§ Exercise prompt
Tally up the lines where the string "xlabel" appears; reply with the number only.

───── Task data ─────

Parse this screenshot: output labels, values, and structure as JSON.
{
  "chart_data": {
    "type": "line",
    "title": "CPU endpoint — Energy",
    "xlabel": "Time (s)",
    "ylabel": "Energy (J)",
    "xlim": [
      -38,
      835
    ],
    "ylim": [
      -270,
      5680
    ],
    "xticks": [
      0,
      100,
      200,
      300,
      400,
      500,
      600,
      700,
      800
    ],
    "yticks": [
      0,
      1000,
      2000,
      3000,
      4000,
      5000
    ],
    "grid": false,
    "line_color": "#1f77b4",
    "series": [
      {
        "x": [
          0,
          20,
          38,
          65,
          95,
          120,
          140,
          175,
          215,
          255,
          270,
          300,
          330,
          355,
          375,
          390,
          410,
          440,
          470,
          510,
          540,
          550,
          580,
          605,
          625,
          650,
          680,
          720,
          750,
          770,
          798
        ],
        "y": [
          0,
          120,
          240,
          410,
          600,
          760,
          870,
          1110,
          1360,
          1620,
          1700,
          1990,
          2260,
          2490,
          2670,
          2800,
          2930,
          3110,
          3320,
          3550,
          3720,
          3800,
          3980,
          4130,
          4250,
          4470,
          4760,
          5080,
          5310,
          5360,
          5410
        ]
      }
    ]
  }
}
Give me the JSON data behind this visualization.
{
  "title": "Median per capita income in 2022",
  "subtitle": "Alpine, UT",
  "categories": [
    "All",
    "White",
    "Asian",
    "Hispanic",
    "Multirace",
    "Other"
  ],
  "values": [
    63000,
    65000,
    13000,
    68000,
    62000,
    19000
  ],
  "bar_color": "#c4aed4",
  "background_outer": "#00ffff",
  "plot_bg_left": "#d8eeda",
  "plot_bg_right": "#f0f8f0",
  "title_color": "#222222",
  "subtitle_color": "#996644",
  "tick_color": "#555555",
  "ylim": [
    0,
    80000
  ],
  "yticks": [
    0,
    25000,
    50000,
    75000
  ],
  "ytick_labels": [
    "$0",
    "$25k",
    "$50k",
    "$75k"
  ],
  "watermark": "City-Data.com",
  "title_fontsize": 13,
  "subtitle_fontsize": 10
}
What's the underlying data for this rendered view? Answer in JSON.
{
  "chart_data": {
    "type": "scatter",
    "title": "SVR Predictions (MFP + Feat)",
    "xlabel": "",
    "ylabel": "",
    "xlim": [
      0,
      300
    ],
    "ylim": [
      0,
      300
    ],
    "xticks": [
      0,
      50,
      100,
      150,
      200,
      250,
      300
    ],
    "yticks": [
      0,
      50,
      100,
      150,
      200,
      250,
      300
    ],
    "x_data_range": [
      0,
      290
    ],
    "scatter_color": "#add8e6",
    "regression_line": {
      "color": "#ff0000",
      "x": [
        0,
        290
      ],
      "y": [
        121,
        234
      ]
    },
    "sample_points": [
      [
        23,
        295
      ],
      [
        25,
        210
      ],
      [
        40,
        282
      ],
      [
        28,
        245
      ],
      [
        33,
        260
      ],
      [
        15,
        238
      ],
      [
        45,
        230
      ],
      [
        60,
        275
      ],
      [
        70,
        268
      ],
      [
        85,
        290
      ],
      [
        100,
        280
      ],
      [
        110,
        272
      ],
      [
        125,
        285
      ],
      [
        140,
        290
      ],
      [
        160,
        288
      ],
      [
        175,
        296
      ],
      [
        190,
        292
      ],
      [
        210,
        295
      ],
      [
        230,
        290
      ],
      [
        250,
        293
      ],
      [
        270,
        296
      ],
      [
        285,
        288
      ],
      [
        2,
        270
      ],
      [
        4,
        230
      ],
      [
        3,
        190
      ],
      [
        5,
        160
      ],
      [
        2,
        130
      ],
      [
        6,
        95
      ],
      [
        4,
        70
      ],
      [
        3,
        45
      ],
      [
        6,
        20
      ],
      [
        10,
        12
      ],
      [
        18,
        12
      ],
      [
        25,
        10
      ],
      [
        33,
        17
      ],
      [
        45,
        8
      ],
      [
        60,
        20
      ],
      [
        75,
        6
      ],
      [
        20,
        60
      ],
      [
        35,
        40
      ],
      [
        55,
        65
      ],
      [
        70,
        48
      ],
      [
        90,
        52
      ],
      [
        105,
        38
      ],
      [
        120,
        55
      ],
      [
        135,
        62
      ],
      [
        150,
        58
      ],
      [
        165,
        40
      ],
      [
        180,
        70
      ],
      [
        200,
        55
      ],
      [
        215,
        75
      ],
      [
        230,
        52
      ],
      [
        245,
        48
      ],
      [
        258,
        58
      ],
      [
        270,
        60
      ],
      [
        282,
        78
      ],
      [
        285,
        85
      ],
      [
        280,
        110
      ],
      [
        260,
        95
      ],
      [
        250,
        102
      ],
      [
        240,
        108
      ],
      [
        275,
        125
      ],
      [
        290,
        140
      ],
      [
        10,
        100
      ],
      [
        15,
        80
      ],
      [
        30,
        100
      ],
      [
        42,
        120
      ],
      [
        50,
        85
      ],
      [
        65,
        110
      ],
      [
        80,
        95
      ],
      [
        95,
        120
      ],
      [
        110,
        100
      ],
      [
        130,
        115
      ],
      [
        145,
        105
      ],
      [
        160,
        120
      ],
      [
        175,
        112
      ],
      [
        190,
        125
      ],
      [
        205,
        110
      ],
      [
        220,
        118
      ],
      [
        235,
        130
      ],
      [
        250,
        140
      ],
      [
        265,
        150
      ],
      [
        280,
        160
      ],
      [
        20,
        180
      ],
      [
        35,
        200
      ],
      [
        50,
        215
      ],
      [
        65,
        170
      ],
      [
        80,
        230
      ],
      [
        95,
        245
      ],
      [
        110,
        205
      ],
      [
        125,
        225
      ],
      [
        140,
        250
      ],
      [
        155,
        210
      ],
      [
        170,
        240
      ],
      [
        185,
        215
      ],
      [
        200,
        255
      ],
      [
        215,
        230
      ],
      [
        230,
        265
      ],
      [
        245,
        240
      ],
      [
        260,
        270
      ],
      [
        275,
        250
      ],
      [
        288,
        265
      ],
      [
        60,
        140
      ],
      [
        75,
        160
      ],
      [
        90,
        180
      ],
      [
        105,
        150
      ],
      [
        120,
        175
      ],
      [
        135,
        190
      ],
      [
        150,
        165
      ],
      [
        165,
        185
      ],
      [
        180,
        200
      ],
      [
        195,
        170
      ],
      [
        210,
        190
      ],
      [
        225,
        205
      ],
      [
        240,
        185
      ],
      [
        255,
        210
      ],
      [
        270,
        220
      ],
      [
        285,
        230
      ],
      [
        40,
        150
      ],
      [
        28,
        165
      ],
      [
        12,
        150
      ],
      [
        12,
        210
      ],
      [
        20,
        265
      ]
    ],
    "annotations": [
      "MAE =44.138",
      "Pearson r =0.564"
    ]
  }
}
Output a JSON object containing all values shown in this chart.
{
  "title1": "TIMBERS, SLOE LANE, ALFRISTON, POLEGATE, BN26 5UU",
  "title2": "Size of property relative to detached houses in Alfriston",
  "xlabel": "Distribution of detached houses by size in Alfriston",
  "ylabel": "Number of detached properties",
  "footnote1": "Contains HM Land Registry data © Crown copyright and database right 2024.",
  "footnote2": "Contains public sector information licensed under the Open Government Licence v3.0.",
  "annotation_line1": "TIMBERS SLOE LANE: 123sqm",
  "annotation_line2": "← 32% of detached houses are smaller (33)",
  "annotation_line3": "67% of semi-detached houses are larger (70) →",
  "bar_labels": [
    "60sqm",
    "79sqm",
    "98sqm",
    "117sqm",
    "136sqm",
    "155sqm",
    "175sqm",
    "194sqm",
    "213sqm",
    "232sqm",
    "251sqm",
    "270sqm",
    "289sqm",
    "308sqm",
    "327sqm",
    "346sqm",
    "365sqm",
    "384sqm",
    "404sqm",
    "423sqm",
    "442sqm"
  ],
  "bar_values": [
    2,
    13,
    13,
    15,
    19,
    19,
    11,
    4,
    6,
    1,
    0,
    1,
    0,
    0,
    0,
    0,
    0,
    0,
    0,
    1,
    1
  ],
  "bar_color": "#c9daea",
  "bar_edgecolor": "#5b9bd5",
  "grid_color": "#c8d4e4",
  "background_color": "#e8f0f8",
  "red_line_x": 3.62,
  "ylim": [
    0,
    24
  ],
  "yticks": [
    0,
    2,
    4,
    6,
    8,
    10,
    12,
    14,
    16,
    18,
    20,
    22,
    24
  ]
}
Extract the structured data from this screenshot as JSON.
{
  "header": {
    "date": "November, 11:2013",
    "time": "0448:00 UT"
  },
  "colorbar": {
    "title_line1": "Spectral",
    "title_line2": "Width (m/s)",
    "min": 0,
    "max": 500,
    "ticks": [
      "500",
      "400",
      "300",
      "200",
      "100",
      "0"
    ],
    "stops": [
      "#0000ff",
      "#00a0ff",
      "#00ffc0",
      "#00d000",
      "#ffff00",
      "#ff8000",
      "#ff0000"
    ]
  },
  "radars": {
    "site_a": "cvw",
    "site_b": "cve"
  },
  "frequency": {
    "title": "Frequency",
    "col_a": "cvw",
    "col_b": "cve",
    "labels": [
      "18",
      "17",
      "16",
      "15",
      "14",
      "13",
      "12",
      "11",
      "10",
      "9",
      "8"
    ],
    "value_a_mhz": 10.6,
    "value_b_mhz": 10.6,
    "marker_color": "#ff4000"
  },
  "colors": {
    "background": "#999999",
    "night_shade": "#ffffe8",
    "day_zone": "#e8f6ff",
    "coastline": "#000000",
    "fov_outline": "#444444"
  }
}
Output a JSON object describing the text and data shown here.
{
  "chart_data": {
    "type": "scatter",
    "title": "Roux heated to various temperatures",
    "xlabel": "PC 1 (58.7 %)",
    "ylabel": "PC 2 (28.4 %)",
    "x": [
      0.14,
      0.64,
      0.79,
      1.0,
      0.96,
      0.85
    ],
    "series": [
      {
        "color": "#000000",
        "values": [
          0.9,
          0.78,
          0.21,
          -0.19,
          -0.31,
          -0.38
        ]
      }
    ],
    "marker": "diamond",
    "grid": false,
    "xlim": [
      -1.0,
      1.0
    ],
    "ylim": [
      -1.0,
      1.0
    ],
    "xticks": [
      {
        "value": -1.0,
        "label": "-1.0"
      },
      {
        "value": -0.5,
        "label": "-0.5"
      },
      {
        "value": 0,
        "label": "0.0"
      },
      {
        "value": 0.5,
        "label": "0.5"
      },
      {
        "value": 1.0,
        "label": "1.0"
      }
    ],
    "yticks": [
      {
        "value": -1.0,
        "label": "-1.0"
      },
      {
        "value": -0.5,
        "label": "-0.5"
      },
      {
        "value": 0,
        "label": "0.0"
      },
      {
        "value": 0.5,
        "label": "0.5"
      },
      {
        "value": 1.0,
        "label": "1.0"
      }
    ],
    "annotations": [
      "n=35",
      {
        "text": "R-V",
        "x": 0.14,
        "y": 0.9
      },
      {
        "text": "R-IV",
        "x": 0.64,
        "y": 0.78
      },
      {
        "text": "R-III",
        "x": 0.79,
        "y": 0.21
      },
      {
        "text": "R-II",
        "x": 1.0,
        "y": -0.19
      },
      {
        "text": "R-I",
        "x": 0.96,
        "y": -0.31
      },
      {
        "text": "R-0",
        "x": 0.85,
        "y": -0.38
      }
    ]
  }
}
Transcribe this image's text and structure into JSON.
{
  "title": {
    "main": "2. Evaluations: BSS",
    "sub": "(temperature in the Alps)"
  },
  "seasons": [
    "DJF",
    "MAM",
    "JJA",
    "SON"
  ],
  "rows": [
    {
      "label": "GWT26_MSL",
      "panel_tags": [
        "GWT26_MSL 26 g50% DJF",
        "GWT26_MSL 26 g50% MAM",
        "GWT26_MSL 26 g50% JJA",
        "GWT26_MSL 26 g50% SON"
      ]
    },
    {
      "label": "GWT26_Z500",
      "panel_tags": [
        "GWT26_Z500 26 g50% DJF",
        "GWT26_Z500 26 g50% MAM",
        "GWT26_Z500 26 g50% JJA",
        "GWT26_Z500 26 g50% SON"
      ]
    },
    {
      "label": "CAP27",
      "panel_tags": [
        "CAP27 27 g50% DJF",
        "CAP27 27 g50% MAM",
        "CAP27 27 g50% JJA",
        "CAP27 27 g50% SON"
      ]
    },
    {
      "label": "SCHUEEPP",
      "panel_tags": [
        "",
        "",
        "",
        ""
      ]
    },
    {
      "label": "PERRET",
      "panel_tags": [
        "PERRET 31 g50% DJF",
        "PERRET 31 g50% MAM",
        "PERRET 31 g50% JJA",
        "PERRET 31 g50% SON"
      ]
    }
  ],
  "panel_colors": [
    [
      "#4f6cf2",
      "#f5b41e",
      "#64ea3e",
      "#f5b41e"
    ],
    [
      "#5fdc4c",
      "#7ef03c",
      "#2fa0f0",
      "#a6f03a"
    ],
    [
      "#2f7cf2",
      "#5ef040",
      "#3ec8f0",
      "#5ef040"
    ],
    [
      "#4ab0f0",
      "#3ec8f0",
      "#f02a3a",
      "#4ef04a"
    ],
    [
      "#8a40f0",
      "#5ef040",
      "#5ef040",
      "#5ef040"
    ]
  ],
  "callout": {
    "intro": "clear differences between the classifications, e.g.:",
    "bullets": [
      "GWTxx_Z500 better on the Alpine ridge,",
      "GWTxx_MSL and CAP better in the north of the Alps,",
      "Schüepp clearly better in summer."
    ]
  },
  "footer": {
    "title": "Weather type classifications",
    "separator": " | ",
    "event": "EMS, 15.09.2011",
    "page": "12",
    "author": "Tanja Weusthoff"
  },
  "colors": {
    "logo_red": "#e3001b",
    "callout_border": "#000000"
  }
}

─────

§ Finished answer
4